::: DATASET RECORDS

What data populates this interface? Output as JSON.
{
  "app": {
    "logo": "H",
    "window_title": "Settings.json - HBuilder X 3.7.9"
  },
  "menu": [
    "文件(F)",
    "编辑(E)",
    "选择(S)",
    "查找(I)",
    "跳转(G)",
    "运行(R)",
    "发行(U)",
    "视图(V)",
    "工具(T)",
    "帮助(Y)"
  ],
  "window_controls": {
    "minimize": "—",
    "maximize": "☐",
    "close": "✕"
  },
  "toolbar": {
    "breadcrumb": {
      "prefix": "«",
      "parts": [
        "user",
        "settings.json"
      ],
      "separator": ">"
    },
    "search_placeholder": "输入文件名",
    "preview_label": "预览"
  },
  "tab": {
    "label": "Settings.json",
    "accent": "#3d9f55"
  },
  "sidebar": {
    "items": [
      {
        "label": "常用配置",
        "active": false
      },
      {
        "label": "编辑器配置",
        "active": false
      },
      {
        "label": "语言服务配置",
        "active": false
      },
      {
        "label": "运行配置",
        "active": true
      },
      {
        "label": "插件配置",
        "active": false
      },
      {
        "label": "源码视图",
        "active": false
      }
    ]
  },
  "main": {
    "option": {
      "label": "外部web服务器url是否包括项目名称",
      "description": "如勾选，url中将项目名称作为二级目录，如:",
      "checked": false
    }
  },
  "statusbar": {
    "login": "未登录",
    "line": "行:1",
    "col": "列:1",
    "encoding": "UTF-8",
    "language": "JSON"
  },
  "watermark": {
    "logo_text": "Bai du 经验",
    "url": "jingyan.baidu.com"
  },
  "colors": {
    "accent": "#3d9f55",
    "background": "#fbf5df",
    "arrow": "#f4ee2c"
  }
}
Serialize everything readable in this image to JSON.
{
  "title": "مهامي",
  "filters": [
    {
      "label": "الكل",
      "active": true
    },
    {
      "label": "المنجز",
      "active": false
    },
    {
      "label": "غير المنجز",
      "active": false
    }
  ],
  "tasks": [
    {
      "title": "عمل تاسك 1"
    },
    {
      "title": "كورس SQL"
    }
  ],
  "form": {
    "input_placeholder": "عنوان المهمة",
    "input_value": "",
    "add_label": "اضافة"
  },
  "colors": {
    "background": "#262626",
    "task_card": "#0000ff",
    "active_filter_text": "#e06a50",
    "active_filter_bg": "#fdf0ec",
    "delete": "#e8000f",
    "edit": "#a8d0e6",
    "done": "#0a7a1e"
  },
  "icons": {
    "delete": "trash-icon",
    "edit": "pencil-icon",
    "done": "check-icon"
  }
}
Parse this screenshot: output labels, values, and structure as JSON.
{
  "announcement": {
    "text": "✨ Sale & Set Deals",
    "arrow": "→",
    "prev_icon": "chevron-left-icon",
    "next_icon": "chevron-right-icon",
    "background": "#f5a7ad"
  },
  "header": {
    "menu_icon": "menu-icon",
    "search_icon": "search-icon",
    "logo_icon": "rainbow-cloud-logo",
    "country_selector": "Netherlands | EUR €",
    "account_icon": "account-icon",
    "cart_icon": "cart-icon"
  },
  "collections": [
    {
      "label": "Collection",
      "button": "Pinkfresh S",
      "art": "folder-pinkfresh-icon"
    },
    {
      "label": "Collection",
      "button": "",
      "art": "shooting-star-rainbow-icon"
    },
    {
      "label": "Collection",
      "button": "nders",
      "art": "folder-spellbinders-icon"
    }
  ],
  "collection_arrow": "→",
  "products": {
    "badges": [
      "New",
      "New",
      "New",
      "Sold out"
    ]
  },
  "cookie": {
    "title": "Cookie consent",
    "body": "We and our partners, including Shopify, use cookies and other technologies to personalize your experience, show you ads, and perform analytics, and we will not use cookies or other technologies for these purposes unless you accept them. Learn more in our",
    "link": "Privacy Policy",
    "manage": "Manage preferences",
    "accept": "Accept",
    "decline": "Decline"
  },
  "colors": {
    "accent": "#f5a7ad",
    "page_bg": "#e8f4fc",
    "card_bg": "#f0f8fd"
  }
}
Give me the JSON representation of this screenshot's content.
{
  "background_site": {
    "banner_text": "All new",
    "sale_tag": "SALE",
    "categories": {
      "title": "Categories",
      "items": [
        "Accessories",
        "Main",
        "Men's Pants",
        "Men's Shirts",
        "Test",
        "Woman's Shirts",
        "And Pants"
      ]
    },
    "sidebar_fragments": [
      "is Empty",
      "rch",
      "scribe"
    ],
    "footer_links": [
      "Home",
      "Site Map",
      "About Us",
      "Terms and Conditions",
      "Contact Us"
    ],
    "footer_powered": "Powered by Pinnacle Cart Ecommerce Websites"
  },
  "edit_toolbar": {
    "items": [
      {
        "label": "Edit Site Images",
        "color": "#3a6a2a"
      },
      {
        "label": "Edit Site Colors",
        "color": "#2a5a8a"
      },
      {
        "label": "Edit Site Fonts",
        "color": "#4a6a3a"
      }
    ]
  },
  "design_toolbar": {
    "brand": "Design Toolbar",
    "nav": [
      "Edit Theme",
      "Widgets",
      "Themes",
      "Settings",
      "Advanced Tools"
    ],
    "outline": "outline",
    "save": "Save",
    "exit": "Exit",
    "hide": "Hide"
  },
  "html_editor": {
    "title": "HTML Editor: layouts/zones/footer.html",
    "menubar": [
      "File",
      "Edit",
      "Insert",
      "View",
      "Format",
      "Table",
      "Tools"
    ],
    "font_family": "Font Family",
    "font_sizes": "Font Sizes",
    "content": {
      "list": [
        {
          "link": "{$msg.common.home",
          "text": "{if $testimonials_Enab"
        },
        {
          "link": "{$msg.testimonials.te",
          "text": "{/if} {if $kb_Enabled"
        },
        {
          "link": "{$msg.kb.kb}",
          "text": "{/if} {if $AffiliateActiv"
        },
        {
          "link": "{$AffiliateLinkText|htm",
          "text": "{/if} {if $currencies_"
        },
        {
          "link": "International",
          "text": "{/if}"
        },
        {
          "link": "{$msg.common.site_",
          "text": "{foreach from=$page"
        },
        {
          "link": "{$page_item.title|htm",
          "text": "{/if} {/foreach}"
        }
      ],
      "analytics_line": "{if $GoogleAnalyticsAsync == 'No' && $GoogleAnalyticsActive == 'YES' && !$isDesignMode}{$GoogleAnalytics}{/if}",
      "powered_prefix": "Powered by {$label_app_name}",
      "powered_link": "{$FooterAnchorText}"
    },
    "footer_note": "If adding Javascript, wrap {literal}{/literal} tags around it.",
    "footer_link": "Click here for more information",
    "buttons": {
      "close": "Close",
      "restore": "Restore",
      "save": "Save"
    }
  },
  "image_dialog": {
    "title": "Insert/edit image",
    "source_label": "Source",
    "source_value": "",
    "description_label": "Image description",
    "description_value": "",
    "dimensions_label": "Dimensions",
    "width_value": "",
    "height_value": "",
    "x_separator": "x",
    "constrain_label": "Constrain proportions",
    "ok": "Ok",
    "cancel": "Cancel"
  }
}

::::::

- **EXERCISE BRIEF**
Output the lines above verbatim and in full.

- **EXPECTED ANSWER**
What data populates this interface? Output as JSON.
{
  "app": {
    "logo": "H",
    "window_title": "Settings.json - HBuilder X 3.7.9"
  },
  "menu": [
    "文件(F)",
    "编辑(E)",
    "选择(S)",
    "查找(I)",
    "跳转(G)",
    "运行(R)",
    "发行(U)",
    "视图(V)",
    "工具(T)",
    "帮助(Y)"
  ],
  "window_controls": {
    "minimize": "—",
    "maximize": "☐",
    "close": "✕"
  },
  "toolbar": {
    "breadcrumb": {
      "prefix": "«",
      "parts": [
        "user",
        "settings.json"
      ],
      "separator": ">"
    },
    "search_placeholder": "输入文件名",
    "preview_label": "预览"
  },
  "tab": {
    "label": "Settings.json",
    "accent": "#3d9f55"
  },
  "sidebar": {
    "items": [
      {
        "label": "常用配置",
        "active": false
      },
      {
        "label": "编辑器配置",
        "active": false
      },
      {
        "label": "语言服务配置",
        "active": false
      },
      {
        "label": "运行配置",
        "active": true
      },
      {
        "label": "插件配置",
        "active": false
      },
      {
        "label": "源码视图",
        "active": false
      }
    ]
  },
  "main": {
    "option": {
      "label": "外部web服务器url是否包括项目名称",
      "description": "如勾选，url中将项目名称作为二级目录，如:",
      "checked": false
    }
  },
  "statusbar": {
    "login": "未登录",
    "line": "行:1",
    "col": "列:1",
    "encoding": "UTF-8",
    "language": "JSON"
  },
  "watermark": {
    "logo_text": "Bai du 经验",
    "url": "jingyan.baidu.com"
  },
  "colors": {
    "accent": "#3d9f55",
    "background": "#fbf5df",
    "arrow": "#f4ee2c"
  }
}
Serialize everything readable in this image to JSON.
{
  "title": "مهامي",
  "filters": [
    {
      "label": "الكل",
      "active": true
    },
    {
      "label": "المنجز",
      "active": false
    },
    {
      "label": "غير المنجز",
      "active": false
    }
  ],
  "tasks": [
    {
      "title": "عمل تاسك 1"
    },
    {
      "title": "كورس SQL"
    }
  ],
  "form": {
    "input_placeholder": "عنوان المهمة",
    "input_value": "",
    "add_label": "اضافة"
  },
  "colors": {
    "background": "#262626",
    "task_card": "#0000ff",
    "active_filter_text": "#e06a50",
    "active_filter_bg": "#fdf0ec",
    "delete": "#e8000f",
    "edit": "#a8d0e6",
    "done": "#0a7a1e"
  },
  "icons": {
    "delete": "trash-icon",
    "edit": "pencil-icon",
    "done": "check-icon"
  }
}
Parse this screenshot: output labels, values, and structure as JSON.
{
  "announcement": {
    "text": "✨ Sale & Set Deals",
    "arrow": "→",
    "prev_icon": "chevron-left-icon",
    "next_icon": "chevron-right-icon",
    "background": "#f5a7ad"
  },
  "header": {
    "menu_icon": "menu-icon",
    "search_icon": "search-icon",
    "logo_icon": "rainbow-cloud-logo",
    "country_selector": "Netherlands | EUR €",
    "account_icon": "account-icon",
    "cart_icon": "cart-icon"
  },
  "collections": [
    {
      "label": "Collection",
      "button": "Pinkfresh S",
      "art": "folder-pinkfresh-icon"
    },
    {
      "label": "Collection",
      "button": "",
      "art": "shooting-star-rainbow-icon"
    },
    {
      "label": "Collection",
      "button": "nders",
      "art": "folder-spellbinders-icon"
    }
  ],
  "collection_arrow": "→",
  "products": {
    "badges": [
      "New",
      "New",
      "New",
      "Sold out"
    ]
  },
  "cookie": {
    "title": "Cookie consent",
    "body": "We and our partners, including Shopify, use cookies and other technologies to personalize your experience, show you ads, and perform analytics, and we will not use cookies or other technologies for these purposes unless you accept them. Learn more in our",
    "link": "Privacy Policy",
    "manage": "Manage preferences",
    "accept": "Accept",
    "decline": "Decline"
  },
  "colors": {
    "accent": "#f5a7ad",
    "page_bg": "#e8f4fc",
    "card_bg": "#f0f8fd"
  }
}
Give me the JSON representation of this screenshot's content.
{
  "background_site": {
    "banner_text": "All new",
    "sale_tag": "SALE",
    "categories": {
      "title": "Categories",
      "items": [
        "Accessories",
        "Main",
        "Men's Pants",
        "Men's Shirts",
        "Test",
        "Woman's Shirts",
        "And Pants"
      ]
    },
    "sidebar_fragments": [
      "is Empty",
      "rch",
      "scribe"
    ],
    "footer_links": [
      "Home",
      "Site Map",
      "About Us",
      "Terms and Conditions",
      "Contact Us"
    ],
    "footer_powered": "Powered by Pinnacle Cart Ecommerce Websites"
  },
  "edit_toolbar": {
    "items": [
      {
        "label": "Edit Site Images",
        "color": "#3a6a2a"
      },
      {
        "label": "Edit Site Colors",
        "color": "#2a5a8a"
      },
      {
        "label": "Edit Site Fonts",
        "color": "#4a6a3a"
      }
    ]
  },
  "design_toolbar": {
    "brand": "Design Toolbar",
    "nav": [
      "Edit Theme",
      "Widgets",
      "Themes",
      "Settings",
      "Advanced Tools"
    ],
    "outline": "outline",
    "save": "Save",
    "exit": "Exit",
    "hide": "Hide"
  },
  "html_editor": {
    "title": "HTML Editor: layouts/zones/footer.html",
    "menubar": [
      "File",
      "Edit",
      "Insert",
      "View",
      "Format",
      "Table",
      "Tools"
    ],
    "font_family": "Font Family",
    "font_sizes": "Font Sizes",
    "content": {
      "list": [
        {
          "link": "{$msg.common.home",
          "text": "{if $testimonials_Enab"
        },
        {
          "link": "{$msg.testimonials.te",
          "text": "{/if} {if $kb_Enabled"
        },
        {
          "link": "{$msg.kb.kb}",
          "text": "{/if} {if $AffiliateActiv"
        },
        {
          "link": "{$AffiliateLinkText|htm",
          "text": "{/if} {if $currencies_"
        },
        {
          "link": "International",
          "text": "{/if}"
        },
        {
          "link": "{$msg.common.site_",
          "text": "{foreach from=$page"
        },
        {
          "link": "{$page_item.title|htm",
          "text": "{/if} {/foreach}"
        }
      ],
      "analytics_line": "{if $GoogleAnalyticsAsync == 'No' && $GoogleAnalyticsActive == 'YES' && !$isDesignMode}{$GoogleAnalytics}{/if}",
      "powered_prefix": "Powered by {$label_app_name}",
      "powered_link": "{$FooterAnchorText}"
    },
    "footer_note": "If adding Javascript, wrap {literal}{/literal} tags around it.",
    "footer_link": "Click here for more information",
    "buttons": {
      "close": "Close",
      "restore": "Restore",
      "save": "Save"
    }
  },
  "image_dialog": {
    "title": "Insert/edit image",
    "source_label": "Source",
    "source_value": "",
    "description_label": "Image description",
    "description_value": "",
    "dimensions_label": "Dimensions",
    "width_value": "",
    "height_value": "",
    "x_separator": "x",
    "constrain_label": "Constrain proportions",
    "ok": "Ok",
    "cancel": "Cancel"
  }
}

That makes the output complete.